**The exercise:** Write out the full set of records exactly. Any pictures in them do not belong in the copy.

______________________________

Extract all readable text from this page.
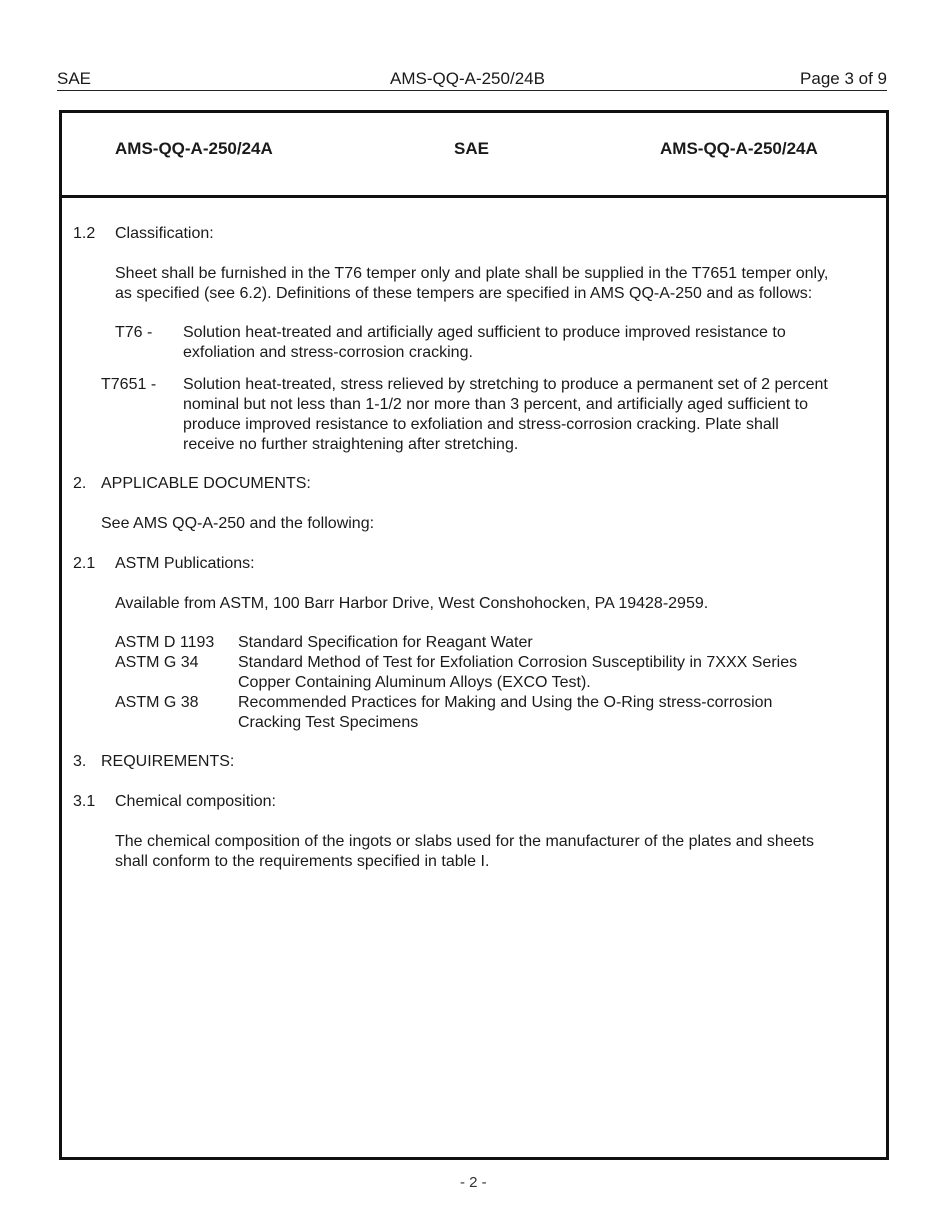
SAE	AMS-QQ-A-250/24B	Page 3 of 9
AMS-QQ-A-250/24A	SAE	AMS-QQ-A-250/24A
1.2 Classification:
Sheet shall be furnished in the T76 temper only and plate shall be supplied in the T7651 temper only,
as specified (see 6.2). Definitions of these tempers are specified in AMS QQ-A-250 and as follows:
T76 - Solution heat-treated and artificially aged sufficient to produce improved resistance to
exfoliation and stress-corrosion cracking.
T7651 - Solution heat-treated, stress relieved by stretching to produce a permanent set of 2 percent
nominal but not less than 1-1/2 nor more than 3 percent, and artificially aged sufficient to
produce improved resistance to exfoliation and stress-corrosion cracking. Plate shall
receive no further straightening after stretching.
2. APPLICABLE DOCUMENTS:
See AMS QQ-A-250 and the following:
2.1 ASTM Publications:
Available from ASTM, 100 Barr Harbor Drive, West Conshohocken, PA 19428-2959.
ASTM D 1193 Standard Specification for Reagant Water
ASTM G 34 Standard Method of Test for Exfoliation Corrosion Susceptibility in 7XXX Series
Copper Containing Aluminum Alloys (EXCO Test).
ASTM G 38 Recommended Practices for Making and Using the O-Ring stress-corrosion
Cracking Test Specimens
3. REQUIREMENTS:
3.1 Chemical composition:
The chemical composition of the ingots or slabs used for the manufacturer of the plates and sheets
shall conform to the requirements specified in table I.
- 2 -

______________________________

**Completed task:**
Extract all readable text from this page.
SAE	AMS-QQ-A-250/24B	Page 3 of 9
AMS-QQ-A-250/24A	SAE	AMS-QQ-A-250/24A
1.2 Classification:
Sheet shall be furnished in the T76 temper only and plate shall be supplied in the T7651 temper only,
as specified (see 6.2). Definitions of these tempers are specified in AMS QQ-A-250 and as follows:
T76 - Solution heat-treated and artificially aged sufficient to produce improved resistance to
exfoliation and stress-corrosion cracking.
T7651 - Solution heat-treated, stress relieved by stretching to produce a permanent set of 2 percent
nominal but not less than 1-1/2 nor more than 3 percent, and artificially aged sufficient to
produce improved resistance to exfoliation and stress-corrosion cracking. Plate shall
receive no further straightening after stretching.
2. APPLICABLE DOCUMENTS:
See AMS QQ-A-250 and the following:
2.1 ASTM Publications:
Available from ASTM, 100 Barr Harbor Drive, West Conshohocken, PA 19428-2959.
ASTM D 1193 Standard Specification for Reagant Water
ASTM G 34 Standard Method of Test for Exfoliation Corrosion Susceptibility in 7XXX Series
Copper Containing Aluminum Alloys (EXCO Test).
ASTM G 38 Recommended Practices for Making and Using the O-Ring stress-corrosion
Cracking Test Specimens
3. REQUIREMENTS:
3.1 Chemical composition:
The chemical composition of the ingots or slabs used for the manufacturer of the plates and sheets
shall conform to the requirements specified in table I.
- 2 -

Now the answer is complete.